§ Set exercise
In the material below, the lines containing the word "Individual" are required; copy each of them.

>> START Given entries

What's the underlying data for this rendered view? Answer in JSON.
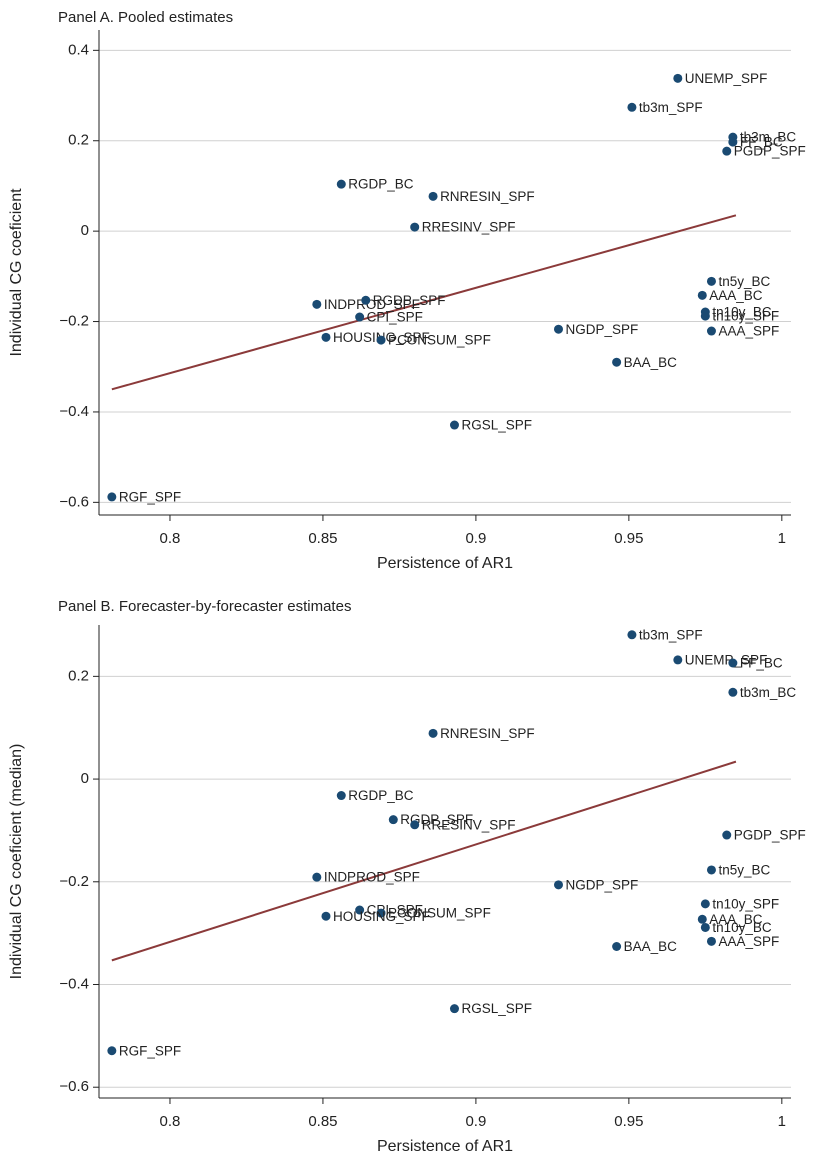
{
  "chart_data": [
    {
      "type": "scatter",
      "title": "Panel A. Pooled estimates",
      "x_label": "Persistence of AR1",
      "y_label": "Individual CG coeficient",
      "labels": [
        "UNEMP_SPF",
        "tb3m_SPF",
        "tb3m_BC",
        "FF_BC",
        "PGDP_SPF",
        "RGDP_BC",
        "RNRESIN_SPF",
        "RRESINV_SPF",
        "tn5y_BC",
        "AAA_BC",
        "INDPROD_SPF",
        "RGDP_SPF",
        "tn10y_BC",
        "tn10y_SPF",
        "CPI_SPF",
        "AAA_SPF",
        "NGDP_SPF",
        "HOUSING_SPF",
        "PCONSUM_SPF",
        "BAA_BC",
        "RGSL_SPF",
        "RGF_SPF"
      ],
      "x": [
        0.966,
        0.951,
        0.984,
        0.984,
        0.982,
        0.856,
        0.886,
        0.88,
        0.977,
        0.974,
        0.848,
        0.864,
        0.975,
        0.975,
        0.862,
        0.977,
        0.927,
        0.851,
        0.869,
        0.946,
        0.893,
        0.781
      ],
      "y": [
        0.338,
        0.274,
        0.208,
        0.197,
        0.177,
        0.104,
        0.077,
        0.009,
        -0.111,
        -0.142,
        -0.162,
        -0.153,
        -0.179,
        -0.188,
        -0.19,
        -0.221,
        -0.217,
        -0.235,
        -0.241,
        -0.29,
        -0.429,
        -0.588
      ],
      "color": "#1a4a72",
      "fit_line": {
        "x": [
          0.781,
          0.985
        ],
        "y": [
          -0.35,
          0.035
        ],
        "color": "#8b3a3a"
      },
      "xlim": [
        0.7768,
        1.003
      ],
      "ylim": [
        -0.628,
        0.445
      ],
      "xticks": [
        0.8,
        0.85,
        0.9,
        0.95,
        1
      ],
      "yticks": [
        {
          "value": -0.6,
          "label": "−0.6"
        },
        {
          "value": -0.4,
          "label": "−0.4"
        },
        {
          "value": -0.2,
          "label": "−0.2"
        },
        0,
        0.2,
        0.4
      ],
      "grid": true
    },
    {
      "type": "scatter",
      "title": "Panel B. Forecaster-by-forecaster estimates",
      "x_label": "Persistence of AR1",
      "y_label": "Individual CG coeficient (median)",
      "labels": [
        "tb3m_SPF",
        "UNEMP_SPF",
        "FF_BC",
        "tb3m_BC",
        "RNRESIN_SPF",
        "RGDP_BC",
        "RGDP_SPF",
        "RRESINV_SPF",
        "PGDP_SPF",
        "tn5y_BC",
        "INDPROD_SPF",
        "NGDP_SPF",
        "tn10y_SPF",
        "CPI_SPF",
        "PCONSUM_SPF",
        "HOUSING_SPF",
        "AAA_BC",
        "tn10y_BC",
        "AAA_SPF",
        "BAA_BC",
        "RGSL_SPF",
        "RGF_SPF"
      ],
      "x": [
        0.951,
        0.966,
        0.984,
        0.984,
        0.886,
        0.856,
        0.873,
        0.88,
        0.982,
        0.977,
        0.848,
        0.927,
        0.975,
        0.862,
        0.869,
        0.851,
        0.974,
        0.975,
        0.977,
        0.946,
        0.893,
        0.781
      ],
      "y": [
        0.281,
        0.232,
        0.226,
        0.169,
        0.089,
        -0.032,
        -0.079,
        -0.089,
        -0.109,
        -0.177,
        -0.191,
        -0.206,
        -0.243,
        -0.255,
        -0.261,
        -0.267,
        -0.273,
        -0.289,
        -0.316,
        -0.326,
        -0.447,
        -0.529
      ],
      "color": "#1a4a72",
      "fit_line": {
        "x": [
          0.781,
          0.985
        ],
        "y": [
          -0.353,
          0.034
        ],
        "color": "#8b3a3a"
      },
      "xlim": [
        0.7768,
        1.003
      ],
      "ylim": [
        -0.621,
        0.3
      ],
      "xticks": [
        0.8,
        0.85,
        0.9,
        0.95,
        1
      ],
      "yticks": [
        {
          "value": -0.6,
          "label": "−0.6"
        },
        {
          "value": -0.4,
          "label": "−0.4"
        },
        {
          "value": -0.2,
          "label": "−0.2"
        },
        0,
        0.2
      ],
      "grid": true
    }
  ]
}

>> END Given entries
>> START Given entries

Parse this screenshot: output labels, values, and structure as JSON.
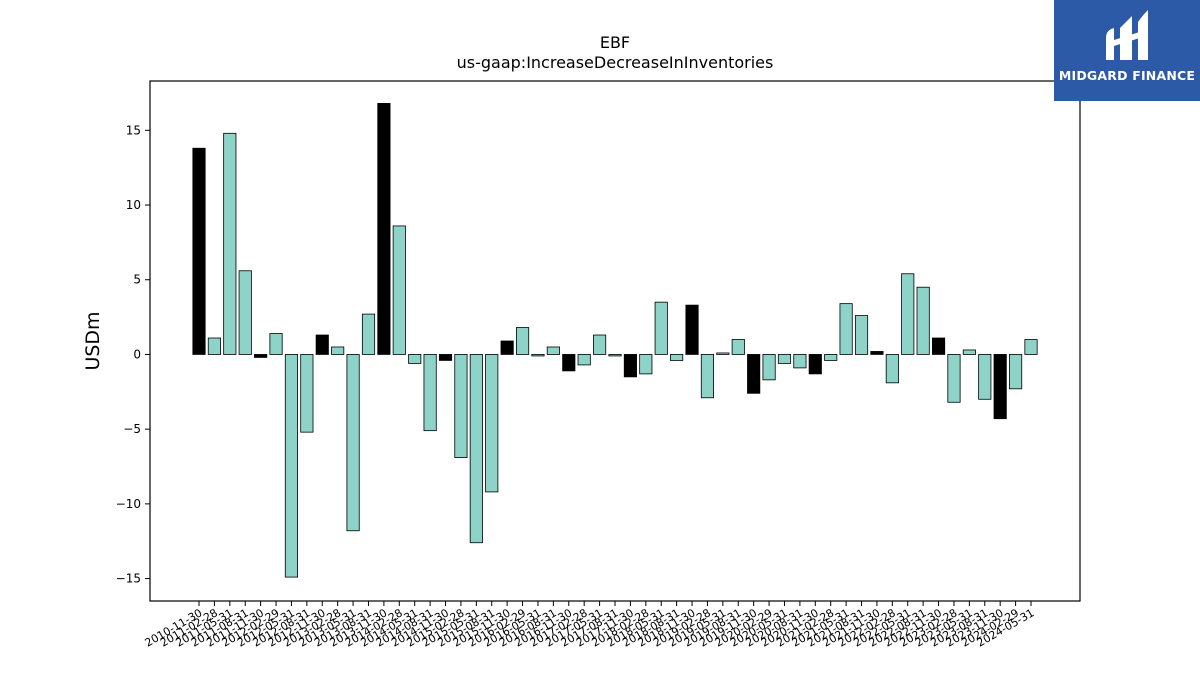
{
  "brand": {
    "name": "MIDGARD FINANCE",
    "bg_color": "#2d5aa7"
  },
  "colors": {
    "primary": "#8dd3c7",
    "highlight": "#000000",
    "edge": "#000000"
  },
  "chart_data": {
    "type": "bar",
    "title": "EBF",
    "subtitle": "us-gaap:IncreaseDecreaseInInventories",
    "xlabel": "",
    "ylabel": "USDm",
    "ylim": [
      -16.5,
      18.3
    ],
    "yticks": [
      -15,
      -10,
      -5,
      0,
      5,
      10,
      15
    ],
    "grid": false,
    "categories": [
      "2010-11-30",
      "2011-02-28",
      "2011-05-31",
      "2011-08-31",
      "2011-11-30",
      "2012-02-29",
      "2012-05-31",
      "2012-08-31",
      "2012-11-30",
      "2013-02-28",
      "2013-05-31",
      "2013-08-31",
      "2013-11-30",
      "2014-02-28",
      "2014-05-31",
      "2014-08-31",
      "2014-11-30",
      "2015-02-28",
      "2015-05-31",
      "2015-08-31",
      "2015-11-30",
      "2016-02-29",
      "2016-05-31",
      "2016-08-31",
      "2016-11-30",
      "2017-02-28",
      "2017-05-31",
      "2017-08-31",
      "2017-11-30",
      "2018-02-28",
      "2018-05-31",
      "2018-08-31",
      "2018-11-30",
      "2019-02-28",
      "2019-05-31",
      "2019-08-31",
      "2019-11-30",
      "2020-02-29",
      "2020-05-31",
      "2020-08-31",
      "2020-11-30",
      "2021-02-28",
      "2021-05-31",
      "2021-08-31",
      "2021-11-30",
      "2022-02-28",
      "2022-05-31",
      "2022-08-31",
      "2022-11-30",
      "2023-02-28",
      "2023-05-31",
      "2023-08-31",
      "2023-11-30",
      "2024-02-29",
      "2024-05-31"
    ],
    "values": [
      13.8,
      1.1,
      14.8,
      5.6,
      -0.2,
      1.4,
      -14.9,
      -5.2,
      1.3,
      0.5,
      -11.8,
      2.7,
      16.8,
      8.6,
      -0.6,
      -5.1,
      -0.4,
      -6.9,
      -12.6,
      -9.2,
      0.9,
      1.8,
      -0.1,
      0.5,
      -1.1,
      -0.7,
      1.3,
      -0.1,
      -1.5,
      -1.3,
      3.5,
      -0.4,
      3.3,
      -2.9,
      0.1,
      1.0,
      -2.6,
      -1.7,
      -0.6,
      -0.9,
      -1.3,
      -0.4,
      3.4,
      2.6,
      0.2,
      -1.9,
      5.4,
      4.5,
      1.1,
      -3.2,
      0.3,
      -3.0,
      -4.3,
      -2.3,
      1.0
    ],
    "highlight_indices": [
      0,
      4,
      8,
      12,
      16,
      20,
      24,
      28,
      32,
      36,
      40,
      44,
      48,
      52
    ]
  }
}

>> END Given entries

§ Complete output
      "y_label": "Individual CG coeficient",
      "y_label": "Individual CG coeficient (median)",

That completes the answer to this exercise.